Stored data:
>> BEGIN

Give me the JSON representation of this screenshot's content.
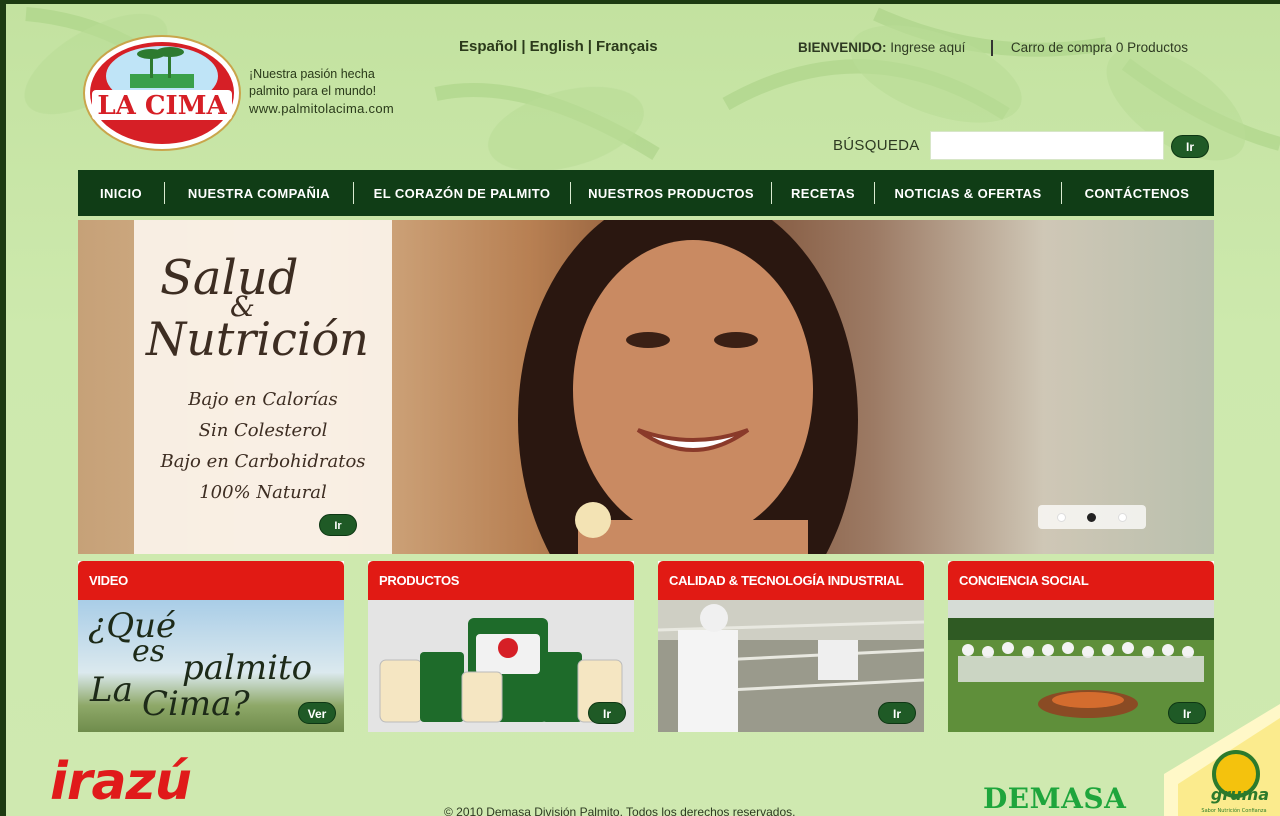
{
  "header": {
    "logo_text": "LA CIMA",
    "tagline": [
      "¡Nuestra pasión hecha",
      "palmito para el mundo!"
    ],
    "url": "www.palmitolacima.com",
    "languages": [
      "Español",
      "English",
      "Français"
    ],
    "welcome_label": "BIENVENIDO:",
    "login_link": "Ingrese aquí",
    "cart_text": "Carro de compra 0 Productos",
    "search_label": "BÚSQUEDA",
    "search_value": "",
    "search_button": "Ir"
  },
  "nav": {
    "items": [
      "INICIO",
      "NUESTRA COMPAÑIA",
      "EL CORAZÓN DE PALMITO",
      "NUESTROS PRODUCTOS",
      "RECETAS",
      "NOTICIAS & OFERTAS",
      "CONTÁCTENOS"
    ]
  },
  "hero": {
    "title_line1": "Salud",
    "title_amp": "&",
    "title_line2": "Nutrición",
    "claims": [
      "Bajo en Calorías",
      "Sin Colesterol",
      "Bajo en Carbohidratos",
      "100% Natural"
    ],
    "button": "Ir",
    "slide_active": 2,
    "slide_count": 3
  },
  "cards": [
    {
      "title": "VIDEO",
      "button": "Ver",
      "image_text": [
        "¿Qué",
        "es",
        "palmito",
        "La",
        "Cima?"
      ]
    },
    {
      "title": "PRODUCTOS",
      "button": "Ir"
    },
    {
      "title": "CALIDAD & TECNOLOGÍA INDUSTRIAL",
      "button": "Ir"
    },
    {
      "title": "CONCIENCIA SOCIAL",
      "button": "Ir"
    }
  ],
  "footer": {
    "irazu_logo": "irazú",
    "copyright": "© 2010 Demasa División Palmito. Todos los derechos reservados.",
    "demasa_logo": "DEMASA",
    "gruma_logo": "gruma",
    "gruma_slogan": "Sabor Nutrición Confianza"
  },
  "colors": {
    "nav_bg": "#103d16",
    "card_header": "#e11a14",
    "button_green": "#1f5a26",
    "page_bg": "#c9e6a8"
  }
}
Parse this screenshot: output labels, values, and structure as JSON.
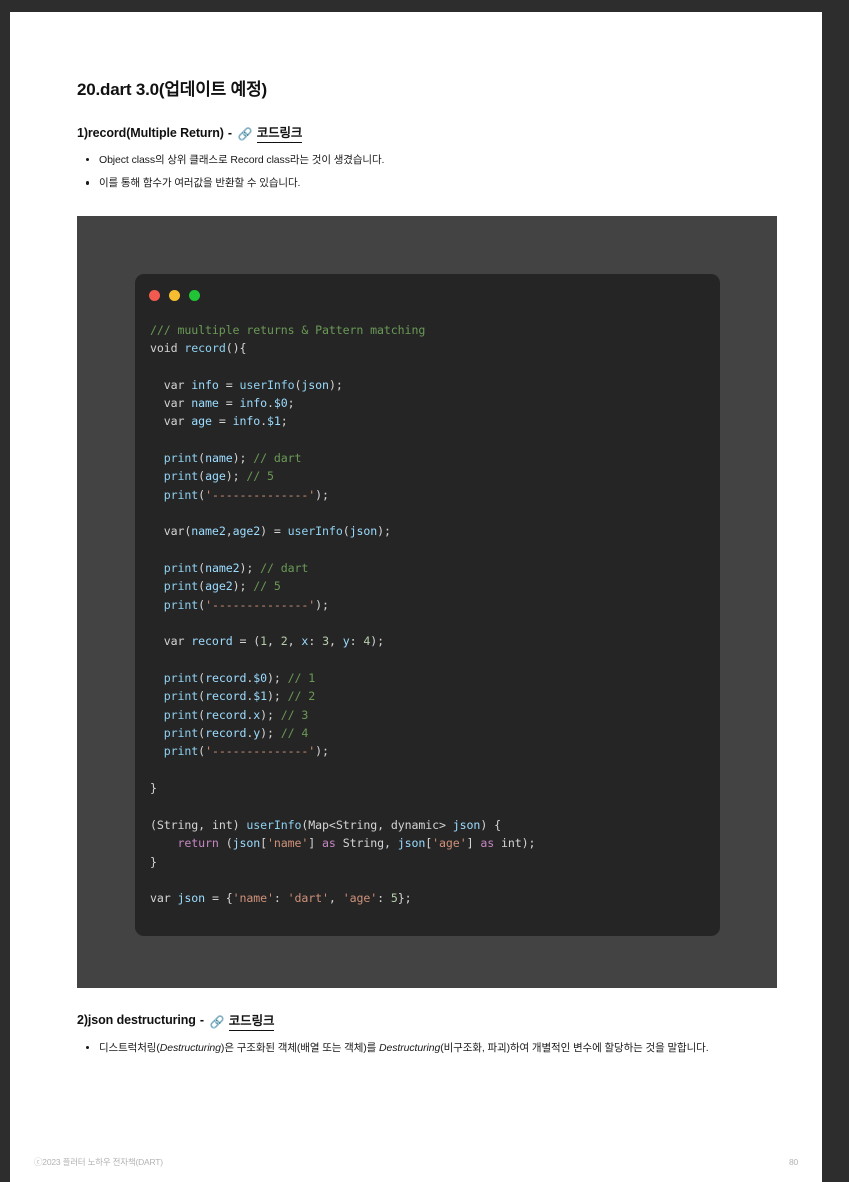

>> END

§ WHAT TO DO: Write out the listing word for word, omitting the pictures it holds.

§ WRITTEN SOLUTION:
Give me the JSON representation of this screenshot's content.
{
  "header": {
    "logo_text": "LA CIMA",
    "tagline": [
      "¡Nuestra pasión hecha",
      "palmito para el mundo!"
    ],
    "url": "www.palmitolacima.com",
    "languages": [
      "Español",
      "English",
      "Français"
    ],
    "welcome_label": "BIENVENIDO:",
    "login_link": "Ingrese aquí",
    "cart_text": "Carro de compra 0 Productos",
    "search_label": "BÚSQUEDA",
    "search_value": "",
    "search_button": "Ir"
  },
  "nav": {
    "items": [
      "INICIO",
      "NUESTRA COMPAÑIA",
      "EL CORAZÓN DE PALMITO",
      "NUESTROS PRODUCTOS",
      "RECETAS",
      "NOTICIAS & OFERTAS",
      "CONTÁCTENOS"
    ]
  },
  "hero": {
    "title_line1": "Salud",
    "title_amp": "&",
    "title_line2": "Nutrición",
    "claims": [
      "Bajo en Calorías",
      "Sin Colesterol",
      "Bajo en Carbohidratos",
      "100% Natural"
    ],
    "button": "Ir",
    "slide_active": 2,
    "slide_count": 3
  },
  "cards": [
    {
      "title": "VIDEO",
      "button": "Ver",
      "image_text": [
        "¿Qué",
        "es",
        "palmito",
        "La",
        "Cima?"
      ]
    },
    {
      "title": "PRODUCTOS",
      "button": "Ir"
    },
    {
      "title": "CALIDAD & TECNOLOGÍA INDUSTRIAL",
      "button": "Ir"
    },
    {
      "title": "CONCIENCIA SOCIAL",
      "button": "Ir"
    }
  ],
  "footer": {
    "irazu_logo": "irazú",
    "copyright": "© 2010 Demasa División Palmito. Todos los derechos reservados.",
    "demasa_logo": "DEMASA",
    "gruma_logo": "gruma",
    "gruma_slogan": "Sabor Nutrición Confianza"
  },
  "colors": {
    "nav_bg": "#103d16",
    "card_header": "#e11a14",
    "button_green": "#1f5a26",
    "page_bg": "#c9e6a8"
  }
}
Parse this screenshot: output labels, values, and structure as JSON.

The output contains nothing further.